▶ **What this task involves**: Without the pictures, write out all the lines below exactly as they appear.
:: Provided records
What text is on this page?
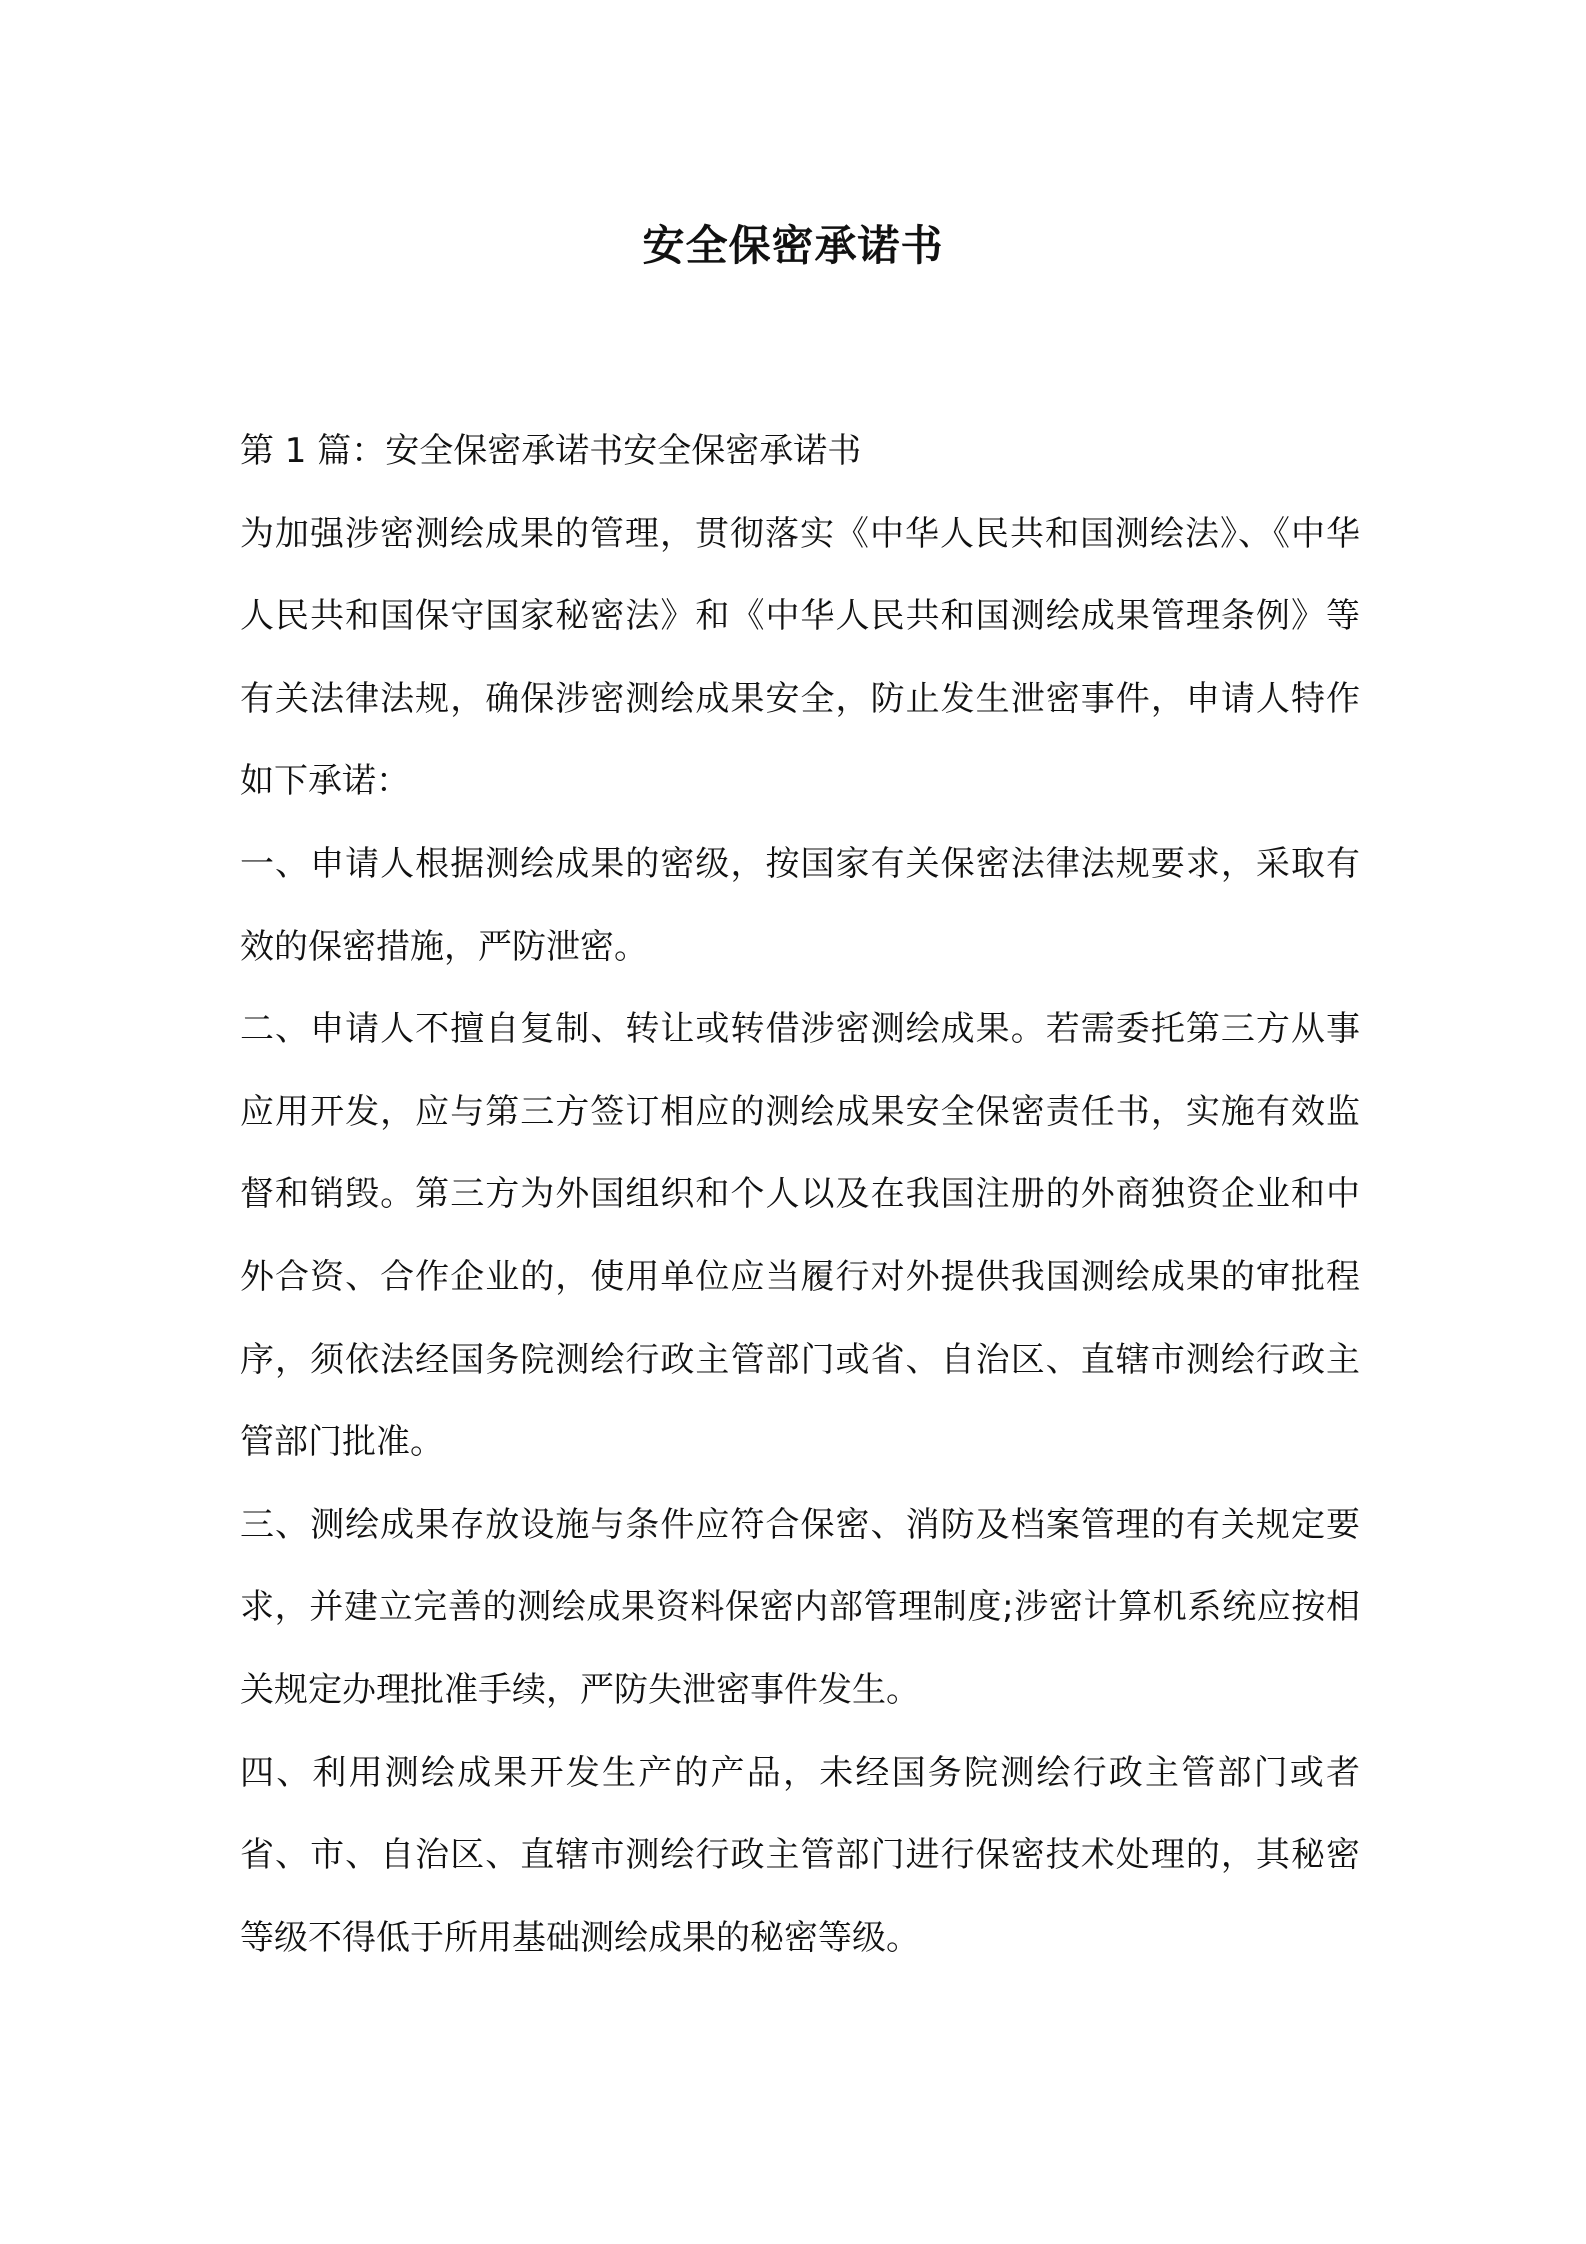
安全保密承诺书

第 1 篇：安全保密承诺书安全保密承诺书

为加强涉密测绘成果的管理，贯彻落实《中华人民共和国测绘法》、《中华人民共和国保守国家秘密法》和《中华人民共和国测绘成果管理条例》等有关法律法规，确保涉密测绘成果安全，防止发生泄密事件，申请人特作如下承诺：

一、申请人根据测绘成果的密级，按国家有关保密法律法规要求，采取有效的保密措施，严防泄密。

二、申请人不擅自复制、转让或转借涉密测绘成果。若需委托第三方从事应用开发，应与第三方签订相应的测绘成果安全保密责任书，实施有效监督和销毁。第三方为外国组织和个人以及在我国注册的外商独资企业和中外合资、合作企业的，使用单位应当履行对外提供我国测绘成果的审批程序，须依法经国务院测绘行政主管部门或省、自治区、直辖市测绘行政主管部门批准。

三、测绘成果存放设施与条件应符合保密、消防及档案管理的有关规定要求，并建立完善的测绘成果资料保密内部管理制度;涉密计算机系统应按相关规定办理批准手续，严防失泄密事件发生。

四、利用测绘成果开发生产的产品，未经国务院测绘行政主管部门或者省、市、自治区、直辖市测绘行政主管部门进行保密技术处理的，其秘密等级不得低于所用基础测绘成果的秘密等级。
::::
▶ **Written solution**:
What text is on this page?
安全保密承诺书

第 1 篇：安全保密承诺书安全保密承诺书

为加强涉密测绘成果的管理，贯彻落实《中华人民共和国测绘法》、《中华人民共和国保守国家秘密法》和《中华人民共和国测绘成果管理条例》等有关法律法规，确保涉密测绘成果安全，防止发生泄密事件，申请人特作如下承诺：

一、申请人根据测绘成果的密级，按国家有关保密法律法规要求，采取有效的保密措施，严防泄密。

二、申请人不擅自复制、转让或转借涉密测绘成果。若需委托第三方从事应用开发，应与第三方签订相应的测绘成果安全保密责任书，实施有效监督和销毁。第三方为外国组织和个人以及在我国注册的外商独资企业和中外合资、合作企业的，使用单位应当履行对外提供我国测绘成果的审批程序，须依法经国务院测绘行政主管部门或省、自治区、直辖市测绘行政主管部门批准。

三、测绘成果存放设施与条件应符合保密、消防及档案管理的有关规定要求，并建立完善的测绘成果资料保密内部管理制度;涉密计算机系统应按相关规定办理批准手续，严防失泄密事件发生。

四、利用测绘成果开发生产的产品，未经国务院测绘行政主管部门或者省、市、自治区、直辖市测绘行政主管部门进行保密技术处理的，其秘密等级不得低于所用基础测绘成果的秘密等级。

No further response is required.